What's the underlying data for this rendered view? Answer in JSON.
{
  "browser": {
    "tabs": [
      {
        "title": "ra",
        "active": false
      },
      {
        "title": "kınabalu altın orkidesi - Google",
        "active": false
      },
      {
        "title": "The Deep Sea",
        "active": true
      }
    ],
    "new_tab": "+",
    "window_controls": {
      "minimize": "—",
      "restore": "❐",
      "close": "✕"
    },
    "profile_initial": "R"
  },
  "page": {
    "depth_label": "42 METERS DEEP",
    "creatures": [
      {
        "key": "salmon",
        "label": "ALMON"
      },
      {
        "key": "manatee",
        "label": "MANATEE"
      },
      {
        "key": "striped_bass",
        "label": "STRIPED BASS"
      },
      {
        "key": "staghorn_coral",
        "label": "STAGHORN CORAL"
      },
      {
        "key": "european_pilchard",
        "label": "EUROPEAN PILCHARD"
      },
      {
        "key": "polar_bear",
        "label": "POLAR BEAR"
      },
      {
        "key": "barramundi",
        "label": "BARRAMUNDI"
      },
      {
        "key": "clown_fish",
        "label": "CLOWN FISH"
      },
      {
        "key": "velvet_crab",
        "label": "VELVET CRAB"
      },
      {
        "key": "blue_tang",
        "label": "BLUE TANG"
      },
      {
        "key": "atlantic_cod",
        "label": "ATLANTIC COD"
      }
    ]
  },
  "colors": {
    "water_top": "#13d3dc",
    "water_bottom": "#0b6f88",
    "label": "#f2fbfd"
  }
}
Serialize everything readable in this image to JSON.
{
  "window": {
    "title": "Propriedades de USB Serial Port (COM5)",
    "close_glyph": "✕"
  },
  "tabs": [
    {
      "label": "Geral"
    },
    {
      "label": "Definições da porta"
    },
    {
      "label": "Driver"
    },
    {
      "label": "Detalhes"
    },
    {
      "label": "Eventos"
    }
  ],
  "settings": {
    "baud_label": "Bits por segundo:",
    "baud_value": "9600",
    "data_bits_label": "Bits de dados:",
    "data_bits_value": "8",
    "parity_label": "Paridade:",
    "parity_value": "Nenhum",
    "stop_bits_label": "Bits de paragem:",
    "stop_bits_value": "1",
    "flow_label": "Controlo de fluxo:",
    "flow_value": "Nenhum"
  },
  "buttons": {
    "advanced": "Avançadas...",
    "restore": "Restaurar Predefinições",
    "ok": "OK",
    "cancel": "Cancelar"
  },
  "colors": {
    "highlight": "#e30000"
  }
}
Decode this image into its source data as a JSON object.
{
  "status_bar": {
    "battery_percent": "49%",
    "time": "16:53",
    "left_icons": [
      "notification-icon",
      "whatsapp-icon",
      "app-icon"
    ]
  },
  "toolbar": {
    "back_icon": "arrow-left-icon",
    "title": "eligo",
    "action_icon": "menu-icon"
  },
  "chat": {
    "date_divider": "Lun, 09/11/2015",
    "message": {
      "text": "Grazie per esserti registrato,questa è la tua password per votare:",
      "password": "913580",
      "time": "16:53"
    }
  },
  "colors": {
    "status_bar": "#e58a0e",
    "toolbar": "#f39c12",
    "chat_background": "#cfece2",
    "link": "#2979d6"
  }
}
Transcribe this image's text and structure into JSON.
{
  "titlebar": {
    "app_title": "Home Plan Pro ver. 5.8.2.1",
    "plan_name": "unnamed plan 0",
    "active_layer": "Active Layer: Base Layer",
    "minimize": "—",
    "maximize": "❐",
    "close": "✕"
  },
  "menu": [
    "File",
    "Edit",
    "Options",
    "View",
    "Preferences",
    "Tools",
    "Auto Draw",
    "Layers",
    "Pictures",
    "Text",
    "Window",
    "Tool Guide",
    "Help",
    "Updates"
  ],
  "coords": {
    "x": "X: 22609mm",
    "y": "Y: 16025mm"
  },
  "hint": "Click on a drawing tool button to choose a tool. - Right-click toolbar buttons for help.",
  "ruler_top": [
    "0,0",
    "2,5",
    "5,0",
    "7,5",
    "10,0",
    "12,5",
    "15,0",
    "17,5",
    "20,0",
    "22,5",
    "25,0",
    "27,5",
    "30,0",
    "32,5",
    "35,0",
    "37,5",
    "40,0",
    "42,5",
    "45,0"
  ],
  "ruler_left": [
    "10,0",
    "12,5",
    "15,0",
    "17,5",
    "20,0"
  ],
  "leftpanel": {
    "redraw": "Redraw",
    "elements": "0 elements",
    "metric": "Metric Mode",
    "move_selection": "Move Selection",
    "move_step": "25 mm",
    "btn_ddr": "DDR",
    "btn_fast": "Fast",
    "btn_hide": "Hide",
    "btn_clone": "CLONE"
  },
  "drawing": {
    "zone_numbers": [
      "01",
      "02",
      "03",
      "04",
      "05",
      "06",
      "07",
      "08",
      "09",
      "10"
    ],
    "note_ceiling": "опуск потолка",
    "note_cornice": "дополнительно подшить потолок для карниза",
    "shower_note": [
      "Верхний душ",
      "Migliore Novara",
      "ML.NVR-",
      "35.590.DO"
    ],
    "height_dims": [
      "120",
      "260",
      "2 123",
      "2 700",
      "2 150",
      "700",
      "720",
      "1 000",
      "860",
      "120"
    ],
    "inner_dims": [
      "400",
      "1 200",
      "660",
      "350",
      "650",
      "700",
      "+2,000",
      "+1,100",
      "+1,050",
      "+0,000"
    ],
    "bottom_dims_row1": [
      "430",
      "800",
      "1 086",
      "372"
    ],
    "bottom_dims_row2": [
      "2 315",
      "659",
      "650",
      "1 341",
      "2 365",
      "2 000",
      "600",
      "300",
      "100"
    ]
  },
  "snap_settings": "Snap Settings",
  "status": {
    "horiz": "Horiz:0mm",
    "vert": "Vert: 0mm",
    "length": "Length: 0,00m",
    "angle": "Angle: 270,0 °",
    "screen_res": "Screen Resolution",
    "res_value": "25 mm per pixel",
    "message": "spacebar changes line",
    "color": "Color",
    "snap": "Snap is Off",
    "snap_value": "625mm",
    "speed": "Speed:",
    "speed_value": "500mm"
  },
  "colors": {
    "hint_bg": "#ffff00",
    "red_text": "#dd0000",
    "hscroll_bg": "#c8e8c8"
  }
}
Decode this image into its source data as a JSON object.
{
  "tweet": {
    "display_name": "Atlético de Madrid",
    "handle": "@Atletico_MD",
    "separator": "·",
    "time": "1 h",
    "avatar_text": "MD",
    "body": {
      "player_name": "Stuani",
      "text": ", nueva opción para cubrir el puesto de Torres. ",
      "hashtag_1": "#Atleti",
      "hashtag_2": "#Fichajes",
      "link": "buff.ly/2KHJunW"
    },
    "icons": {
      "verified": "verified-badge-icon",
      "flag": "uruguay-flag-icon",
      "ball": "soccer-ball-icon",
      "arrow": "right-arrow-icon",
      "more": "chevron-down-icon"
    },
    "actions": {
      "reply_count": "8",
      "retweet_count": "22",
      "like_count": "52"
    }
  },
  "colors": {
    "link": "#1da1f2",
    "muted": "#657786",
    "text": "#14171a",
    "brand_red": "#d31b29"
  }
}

········

*Goal*: Quote all the records. Keep every word exact.

*Answer to the problem*:
What's the underlying data for this rendered view? Answer in JSON.
{
  "browser": {
    "tabs": [
      {
        "title": "ra",
        "active": false
      },
      {
        "title": "kınabalu altın orkidesi - Google",
        "active": false
      },
      {
        "title": "The Deep Sea",
        "active": true
      }
    ],
    "new_tab": "+",
    "window_controls": {
      "minimize": "—",
      "restore": "❐",
      "close": "✕"
    },
    "profile_initial": "R"
  },
  "page": {
    "depth_label": "42 METERS DEEP",
    "creatures": [
      {
        "key": "salmon",
        "label": "ALMON"
      },
      {
        "key": "manatee",
        "label": "MANATEE"
      },
      {
        "key": "striped_bass",
        "label": "STRIPED BASS"
      },
      {
        "key": "staghorn_coral",
        "label": "STAGHORN CORAL"
      },
      {
        "key": "european_pilchard",
        "label": "EUROPEAN PILCHARD"
      },
      {
        "key": "polar_bear",
        "label": "POLAR BEAR"
      },
      {
        "key": "barramundi",
        "label": "BARRAMUNDI"
      },
      {
        "key": "clown_fish",
        "label": "CLOWN FISH"
      },
      {
        "key": "velvet_crab",
        "label": "VELVET CRAB"
      },
      {
        "key": "blue_tang",
        "label": "BLUE TANG"
      },
      {
        "key": "atlantic_cod",
        "label": "ATLANTIC COD"
      }
    ]
  },
  "colors": {
    "water_top": "#13d3dc",
    "water_bottom": "#0b6f88",
    "label": "#f2fbfd"
  }
}
Serialize everything readable in this image to JSON.
{
  "window": {
    "title": "Propriedades de USB Serial Port (COM5)",
    "close_glyph": "✕"
  },
  "tabs": [
    {
      "label": "Geral"
    },
    {
      "label": "Definições da porta"
    },
    {
      "label": "Driver"
    },
    {
      "label": "Detalhes"
    },
    {
      "label": "Eventos"
    }
  ],
  "settings": {
    "baud_label": "Bits por segundo:",
    "baud_value": "9600",
    "data_bits_label": "Bits de dados:",
    "data_bits_value": "8",
    "parity_label": "Paridade:",
    "parity_value": "Nenhum",
    "stop_bits_label": "Bits de paragem:",
    "stop_bits_value": "1",
    "flow_label": "Controlo de fluxo:",
    "flow_value": "Nenhum"
  },
  "buttons": {
    "advanced": "Avançadas...",
    "restore": "Restaurar Predefinições",
    "ok": "OK",
    "cancel": "Cancelar"
  },
  "colors": {
    "highlight": "#e30000"
  }
}
Decode this image into its source data as a JSON object.
{
  "status_bar": {
    "battery_percent": "49%",
    "time": "16:53",
    "left_icons": [
      "notification-icon",
      "whatsapp-icon",
      "app-icon"
    ]
  },
  "toolbar": {
    "back_icon": "arrow-left-icon",
    "title": "eligo",
    "action_icon": "menu-icon"
  },
  "chat": {
    "date_divider": "Lun, 09/11/2015",
    "message": {
      "text": "Grazie per esserti registrato,questa è la tua password per votare:",
      "password": "913580",
      "time": "16:53"
    }
  },
  "colors": {
    "status_bar": "#e58a0e",
    "toolbar": "#f39c12",
    "chat_background": "#cfece2",
    "link": "#2979d6"
  }
}
Transcribe this image's text and structure into JSON.
{
  "titlebar": {
    "app_title": "Home Plan Pro ver. 5.8.2.1",
    "plan_name": "unnamed plan 0",
    "active_layer": "Active Layer: Base Layer",
    "minimize": "—",
    "maximize": "❐",
    "close": "✕"
  },
  "menu": [
    "File",
    "Edit",
    "Options",
    "View",
    "Preferences",
    "Tools",
    "Auto Draw",
    "Layers",
    "Pictures",
    "Text",
    "Window",
    "Tool Guide",
    "Help",
    "Updates"
  ],
  "coords": {
    "x": "X: 22609mm",
    "y": "Y: 16025mm"
  },
  "hint": "Click on a drawing tool button to choose a tool. - Right-click toolbar buttons for help.",
  "ruler_top": [
    "0,0",
    "2,5",
    "5,0",
    "7,5",
    "10,0",
    "12,5",
    "15,0",
    "17,5",
    "20,0",
    "22,5",
    "25,0",
    "27,5",
    "30,0",
    "32,5",
    "35,0",
    "37,5",
    "40,0",
    "42,5",
    "45,0"
  ],
  "ruler_left": [
    "10,0",
    "12,5",
    "15,0",
    "17,5",
    "20,0"
  ],
  "leftpanel": {
    "redraw": "Redraw",
    "elements": "0 elements",
    "metric": "Metric Mode",
    "move_selection": "Move Selection",
    "move_step": "25 mm",
    "btn_ddr": "DDR",
    "btn_fast": "Fast",
    "btn_hide": "Hide",
    "btn_clone": "CLONE"
  },
  "drawing": {
    "zone_numbers": [
      "01",
      "02",
      "03",
      "04",
      "05",
      "06",
      "07",
      "08",
      "09",
      "10"
    ],
    "note_ceiling": "опуск потолка",
    "note_cornice": "дополнительно подшить потолок для карниза",
    "shower_note": [
      "Верхний душ",
      "Migliore Novara",
      "ML.NVR-",
      "35.590.DO"
    ],
    "height_dims": [
      "120",
      "260",
      "2 123",
      "2 700",
      "2 150",
      "700",
      "720",
      "1 000",
      "860",
      "120"
    ],
    "inner_dims": [
      "400",
      "1 200",
      "660",
      "350",
      "650",
      "700",
      "+2,000",
      "+1,100",
      "+1,050",
      "+0,000"
    ],
    "bottom_dims_row1": [
      "430",
      "800",
      "1 086",
      "372"
    ],
    "bottom_dims_row2": [
      "2 315",
      "659",
      "650",
      "1 341",
      "2 365",
      "2 000",
      "600",
      "300",
      "100"
    ]
  },
  "snap_settings": "Snap Settings",
  "status": {
    "horiz": "Horiz:0mm",
    "vert": "Vert: 0mm",
    "length": "Length: 0,00m",
    "angle": "Angle: 270,0 °",
    "screen_res": "Screen Resolution",
    "res_value": "25 mm per pixel",
    "message": "spacebar changes line",
    "color": "Color",
    "snap": "Snap is Off",
    "snap_value": "625mm",
    "speed": "Speed:",
    "speed_value": "500mm"
  },
  "colors": {
    "hint_bg": "#ffff00",
    "red_text": "#dd0000",
    "hscroll_bg": "#c8e8c8"
  }
}
Decode this image into its source data as a JSON object.
{
  "tweet": {
    "display_name": "Atlético de Madrid",
    "handle": "@Atletico_MD",
    "separator": "·",
    "time": "1 h",
    "avatar_text": "MD",
    "body": {
      "player_name": "Stuani",
      "text": ", nueva opción para cubrir el puesto de Torres. ",
      "hashtag_1": "#Atleti",
      "hashtag_2": "#Fichajes",
      "link": "buff.ly/2KHJunW"
    },
    "icons": {
      "verified": "verified-badge-icon",
      "flag": "uruguay-flag-icon",
      "ball": "soccer-ball-icon",
      "arrow": "right-arrow-icon",
      "more": "chevron-down-icon"
    },
    "actions": {
      "reply_count": "8",
      "retweet_count": "22",
      "like_count": "52"
    }
  },
  "colors": {
    "link": "#1da1f2",
    "muted": "#657786",
    "text": "#14171a",
    "brand_red": "#d31b29"
  }
}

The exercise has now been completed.